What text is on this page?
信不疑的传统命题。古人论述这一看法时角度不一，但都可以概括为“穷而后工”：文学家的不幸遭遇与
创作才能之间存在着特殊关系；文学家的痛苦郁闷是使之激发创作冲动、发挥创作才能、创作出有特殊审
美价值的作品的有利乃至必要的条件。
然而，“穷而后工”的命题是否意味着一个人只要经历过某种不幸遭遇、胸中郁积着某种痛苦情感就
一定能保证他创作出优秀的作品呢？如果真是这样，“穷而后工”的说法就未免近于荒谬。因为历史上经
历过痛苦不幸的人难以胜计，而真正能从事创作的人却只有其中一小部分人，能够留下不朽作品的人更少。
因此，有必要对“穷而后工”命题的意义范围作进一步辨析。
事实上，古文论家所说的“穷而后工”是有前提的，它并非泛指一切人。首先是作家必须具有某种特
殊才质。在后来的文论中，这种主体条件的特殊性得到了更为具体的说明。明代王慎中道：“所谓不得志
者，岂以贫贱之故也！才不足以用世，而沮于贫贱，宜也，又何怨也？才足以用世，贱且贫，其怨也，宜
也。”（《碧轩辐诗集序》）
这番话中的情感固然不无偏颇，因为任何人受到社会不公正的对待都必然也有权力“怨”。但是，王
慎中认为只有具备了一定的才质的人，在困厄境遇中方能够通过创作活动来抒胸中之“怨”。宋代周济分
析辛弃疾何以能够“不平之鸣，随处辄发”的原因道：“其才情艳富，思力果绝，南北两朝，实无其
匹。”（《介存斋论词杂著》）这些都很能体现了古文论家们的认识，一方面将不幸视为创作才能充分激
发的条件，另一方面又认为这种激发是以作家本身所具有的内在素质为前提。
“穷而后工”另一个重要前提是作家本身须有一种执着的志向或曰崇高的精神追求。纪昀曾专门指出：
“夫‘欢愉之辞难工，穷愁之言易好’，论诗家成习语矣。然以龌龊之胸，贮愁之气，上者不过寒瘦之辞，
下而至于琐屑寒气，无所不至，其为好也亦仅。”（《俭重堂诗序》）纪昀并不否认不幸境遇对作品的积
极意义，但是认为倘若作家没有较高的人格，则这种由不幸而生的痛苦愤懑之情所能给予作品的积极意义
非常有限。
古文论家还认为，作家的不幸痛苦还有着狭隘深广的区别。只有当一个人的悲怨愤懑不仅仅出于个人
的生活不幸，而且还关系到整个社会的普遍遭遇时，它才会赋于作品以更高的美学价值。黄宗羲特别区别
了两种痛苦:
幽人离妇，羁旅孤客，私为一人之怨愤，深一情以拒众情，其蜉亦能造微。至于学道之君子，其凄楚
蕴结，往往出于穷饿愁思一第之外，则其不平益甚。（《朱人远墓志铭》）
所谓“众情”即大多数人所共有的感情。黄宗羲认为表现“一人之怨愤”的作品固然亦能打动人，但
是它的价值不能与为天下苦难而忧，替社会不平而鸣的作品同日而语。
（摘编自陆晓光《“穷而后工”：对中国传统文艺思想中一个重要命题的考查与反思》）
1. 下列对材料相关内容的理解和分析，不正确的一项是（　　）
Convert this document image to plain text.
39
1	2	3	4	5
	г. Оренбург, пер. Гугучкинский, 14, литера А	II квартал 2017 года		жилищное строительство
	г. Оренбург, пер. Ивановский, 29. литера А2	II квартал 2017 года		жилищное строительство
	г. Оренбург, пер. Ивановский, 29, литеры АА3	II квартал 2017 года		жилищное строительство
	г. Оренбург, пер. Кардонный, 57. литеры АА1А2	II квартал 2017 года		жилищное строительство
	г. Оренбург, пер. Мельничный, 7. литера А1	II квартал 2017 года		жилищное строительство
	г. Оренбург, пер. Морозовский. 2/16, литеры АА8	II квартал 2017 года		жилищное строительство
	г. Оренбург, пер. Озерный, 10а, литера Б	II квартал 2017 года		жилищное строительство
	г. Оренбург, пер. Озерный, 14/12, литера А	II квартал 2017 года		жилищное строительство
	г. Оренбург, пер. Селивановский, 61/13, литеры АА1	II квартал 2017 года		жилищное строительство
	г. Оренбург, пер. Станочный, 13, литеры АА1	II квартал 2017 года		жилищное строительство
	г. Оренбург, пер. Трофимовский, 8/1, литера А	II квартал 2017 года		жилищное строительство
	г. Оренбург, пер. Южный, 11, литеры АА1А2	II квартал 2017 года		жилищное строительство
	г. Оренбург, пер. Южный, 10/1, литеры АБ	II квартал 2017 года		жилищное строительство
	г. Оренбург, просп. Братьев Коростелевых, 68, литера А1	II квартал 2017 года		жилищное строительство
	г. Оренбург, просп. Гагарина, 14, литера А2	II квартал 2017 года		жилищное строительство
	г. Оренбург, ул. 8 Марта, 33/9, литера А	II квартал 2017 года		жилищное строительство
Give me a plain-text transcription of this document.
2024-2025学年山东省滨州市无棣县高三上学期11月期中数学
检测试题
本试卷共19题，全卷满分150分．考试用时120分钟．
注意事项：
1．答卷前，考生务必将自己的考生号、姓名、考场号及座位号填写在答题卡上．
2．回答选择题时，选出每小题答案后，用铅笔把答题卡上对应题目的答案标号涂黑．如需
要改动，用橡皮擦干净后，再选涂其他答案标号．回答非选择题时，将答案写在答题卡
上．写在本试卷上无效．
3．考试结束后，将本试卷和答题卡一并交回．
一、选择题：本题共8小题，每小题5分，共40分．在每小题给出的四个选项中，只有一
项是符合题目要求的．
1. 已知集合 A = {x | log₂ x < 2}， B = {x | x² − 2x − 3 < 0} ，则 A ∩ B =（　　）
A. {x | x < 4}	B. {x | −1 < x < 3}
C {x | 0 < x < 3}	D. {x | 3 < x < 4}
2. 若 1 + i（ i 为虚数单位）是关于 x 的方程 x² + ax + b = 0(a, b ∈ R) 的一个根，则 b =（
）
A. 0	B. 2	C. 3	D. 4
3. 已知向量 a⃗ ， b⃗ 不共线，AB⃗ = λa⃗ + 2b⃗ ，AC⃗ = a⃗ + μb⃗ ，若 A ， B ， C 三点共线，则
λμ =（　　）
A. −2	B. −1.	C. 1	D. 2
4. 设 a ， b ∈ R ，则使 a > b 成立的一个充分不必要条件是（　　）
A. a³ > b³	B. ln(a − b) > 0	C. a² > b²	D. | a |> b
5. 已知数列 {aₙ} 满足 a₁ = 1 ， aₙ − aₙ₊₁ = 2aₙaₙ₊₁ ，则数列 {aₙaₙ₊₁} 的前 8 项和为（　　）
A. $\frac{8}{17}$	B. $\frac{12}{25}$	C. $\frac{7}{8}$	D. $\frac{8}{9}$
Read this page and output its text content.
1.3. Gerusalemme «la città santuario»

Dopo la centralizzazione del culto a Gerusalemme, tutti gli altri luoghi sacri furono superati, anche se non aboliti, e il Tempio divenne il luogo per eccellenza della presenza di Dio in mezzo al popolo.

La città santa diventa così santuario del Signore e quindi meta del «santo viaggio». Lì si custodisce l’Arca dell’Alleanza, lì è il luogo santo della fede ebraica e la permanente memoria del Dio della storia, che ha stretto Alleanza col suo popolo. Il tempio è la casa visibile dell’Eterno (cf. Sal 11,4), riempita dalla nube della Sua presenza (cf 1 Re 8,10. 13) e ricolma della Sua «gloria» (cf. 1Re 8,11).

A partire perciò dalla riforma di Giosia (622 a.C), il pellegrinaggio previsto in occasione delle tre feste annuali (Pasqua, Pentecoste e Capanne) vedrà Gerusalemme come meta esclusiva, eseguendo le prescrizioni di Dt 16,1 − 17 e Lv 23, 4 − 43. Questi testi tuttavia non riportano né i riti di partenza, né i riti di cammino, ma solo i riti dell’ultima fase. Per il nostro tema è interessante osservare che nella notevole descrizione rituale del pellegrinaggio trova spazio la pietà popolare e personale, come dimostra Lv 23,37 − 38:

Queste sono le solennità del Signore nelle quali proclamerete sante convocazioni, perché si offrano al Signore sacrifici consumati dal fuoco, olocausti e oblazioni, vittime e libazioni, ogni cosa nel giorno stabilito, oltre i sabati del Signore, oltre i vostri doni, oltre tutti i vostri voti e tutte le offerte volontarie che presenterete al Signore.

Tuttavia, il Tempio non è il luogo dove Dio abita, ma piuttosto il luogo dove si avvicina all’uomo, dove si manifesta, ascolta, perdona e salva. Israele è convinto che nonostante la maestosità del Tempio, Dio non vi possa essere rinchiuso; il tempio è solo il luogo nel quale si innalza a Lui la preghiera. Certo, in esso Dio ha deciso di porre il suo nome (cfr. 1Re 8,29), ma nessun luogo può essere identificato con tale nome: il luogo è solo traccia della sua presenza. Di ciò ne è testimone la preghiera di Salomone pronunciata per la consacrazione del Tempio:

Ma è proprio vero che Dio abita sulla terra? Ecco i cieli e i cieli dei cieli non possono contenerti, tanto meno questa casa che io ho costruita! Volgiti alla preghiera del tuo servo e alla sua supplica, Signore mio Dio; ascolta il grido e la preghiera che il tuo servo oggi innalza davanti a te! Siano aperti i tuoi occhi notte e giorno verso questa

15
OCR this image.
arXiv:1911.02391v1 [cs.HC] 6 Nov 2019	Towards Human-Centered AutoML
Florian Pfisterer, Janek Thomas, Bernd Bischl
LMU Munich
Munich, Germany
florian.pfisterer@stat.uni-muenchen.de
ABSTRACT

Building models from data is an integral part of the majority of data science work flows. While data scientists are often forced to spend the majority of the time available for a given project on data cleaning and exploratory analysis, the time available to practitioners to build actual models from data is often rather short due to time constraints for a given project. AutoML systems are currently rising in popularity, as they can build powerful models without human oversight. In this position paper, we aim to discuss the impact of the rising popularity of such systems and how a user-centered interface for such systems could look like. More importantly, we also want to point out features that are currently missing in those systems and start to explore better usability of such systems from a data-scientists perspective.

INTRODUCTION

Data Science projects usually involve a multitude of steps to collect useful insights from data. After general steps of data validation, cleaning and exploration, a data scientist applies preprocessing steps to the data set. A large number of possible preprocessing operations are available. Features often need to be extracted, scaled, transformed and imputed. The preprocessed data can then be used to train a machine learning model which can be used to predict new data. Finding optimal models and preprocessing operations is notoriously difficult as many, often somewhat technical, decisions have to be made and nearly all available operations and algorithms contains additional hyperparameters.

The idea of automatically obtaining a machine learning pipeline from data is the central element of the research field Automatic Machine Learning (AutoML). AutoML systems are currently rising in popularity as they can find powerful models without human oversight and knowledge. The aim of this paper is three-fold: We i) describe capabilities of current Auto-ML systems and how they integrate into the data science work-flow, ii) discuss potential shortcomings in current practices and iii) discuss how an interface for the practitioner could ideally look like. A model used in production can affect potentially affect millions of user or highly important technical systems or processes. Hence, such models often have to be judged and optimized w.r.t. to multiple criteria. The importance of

Exercise details: Find every line with "просп" in the listing and state how many there are, nothing else.

Complete answer: 2